_Deine Aufgabe:_ Setze den Text über das Kino Casablanca in Krefeld nach seinem letzten Satz fort.

_Textauszug:_

----------

Casablanca: Wenn der letzte Vorhang fällt

Der Niedergang des Casablanca war lange absehbar. Trotz positiver Ansätze bleiben die Zukunftsfragen seit Jahren unbeantwortet.

Krefeld. Der große Saal ist ein Prunkstück aus besseren Zeiten. Auf roten Sesseln vor einer riesigen Leinwand entsteht dort ein Gefühl für das, was Kino einmal war — bevor Multiplex-Ketten die Innenstädte überrollten und Riesenbildschirme in den Wohnzimmern das Erlebnis im Kinosaal ersetzten.

Doch seit Dezember 2004 hat auf den 800 Stühlen im großen Saal des Casablanca niemand mehr gesessen. Ein Unwetter zerstörte damals Teile des Daches — die Bauaufsicht gab den Saal danach nie wieder frei. Aus heutiger Sicht muss man wohl sagen: Es war der Anfang vom Ende.

Am vergangenen Donnerstag um 15.06 Uhr verfasste der Betreiber auf der Facebook-Seite des Kinos folgenden Eintrag: „casablanca kino schliesst am 14.9.2011 für immer . . .“. Inzwischen hat er diesen Satz zwar relativiert und träumt von einem „Sommermärchen“, doch die Hoffnung bleibt vage.

Ausgerechnet die für Kinos schwierige warme Jahreszeit soll die Einnahmen bringen, um Investitionen in Heizungsanlage und Dach zu ermöglichen.

----------

_Material:_
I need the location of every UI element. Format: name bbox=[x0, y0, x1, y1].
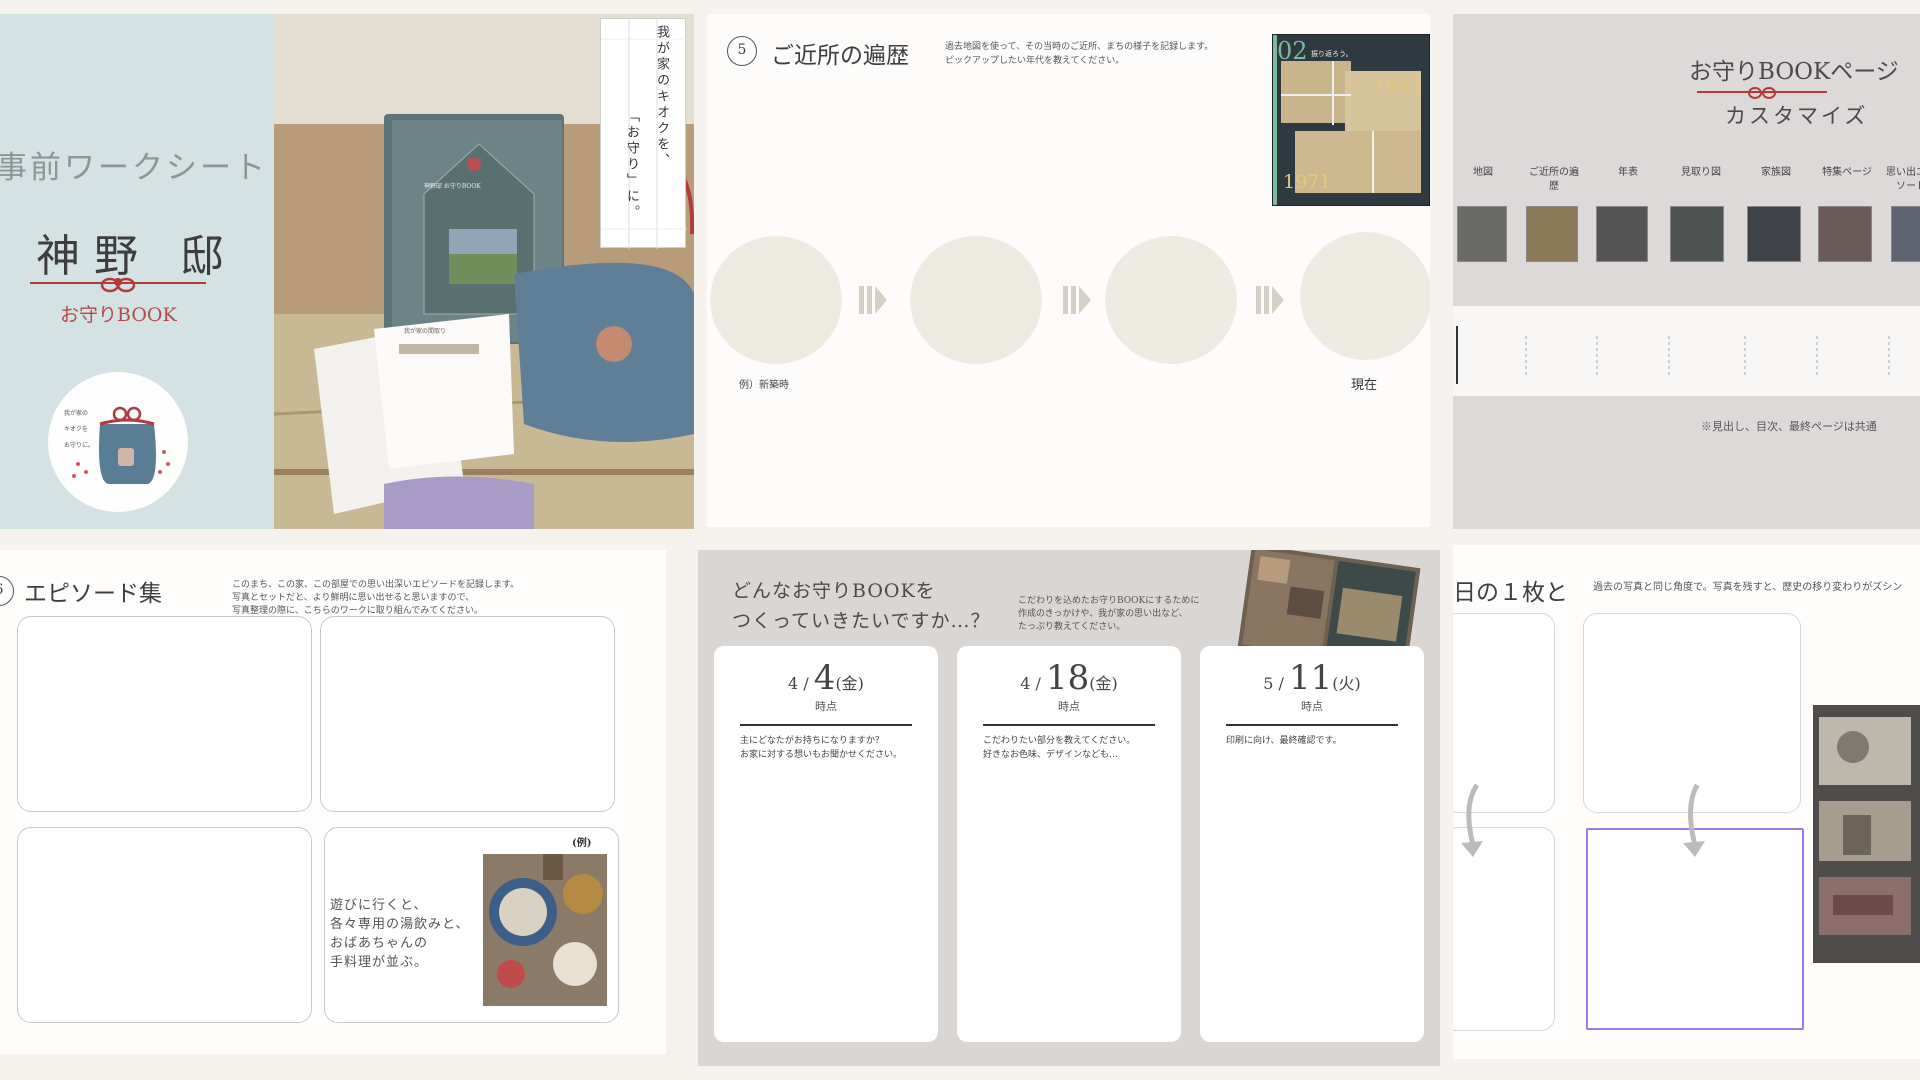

----------

_Antwort:_
An Rückhalt in der Bevölkerung mangelt es nicht: Auf Facebook und der Homepage der WZ erklären sich viele Krefelder solidarisch mit ihrem letzten verbliebenen Programmkino. Dennoch wird die Frage lauten: Ist es zu spät für eine Rettungsaktion?

Bereits im Oktober 2009 hatte der damalige Betreiber des Kinos, Jürgen Bourdoux, die WZ um Hilfe gebeten. Monat für Monat schrieb er damals 7000 Euro Verlust. Es drückte ein riesiger Schuldenberg, misslungene Renovierungspläne und juristische Auseinandersetzungen hatten das Traditionshaus fast ruiniert.

Als der Bericht erschienen war, rollte eine Hilfswelle los. Mehr als 50 Krefelder fanden sich zusammen, um dem Casablanca zu helfen. Ein Unternehmensberater entwickelte ein Finanzkonzept, eine Innenarchitektin plante die Umgestaltung des Foyers.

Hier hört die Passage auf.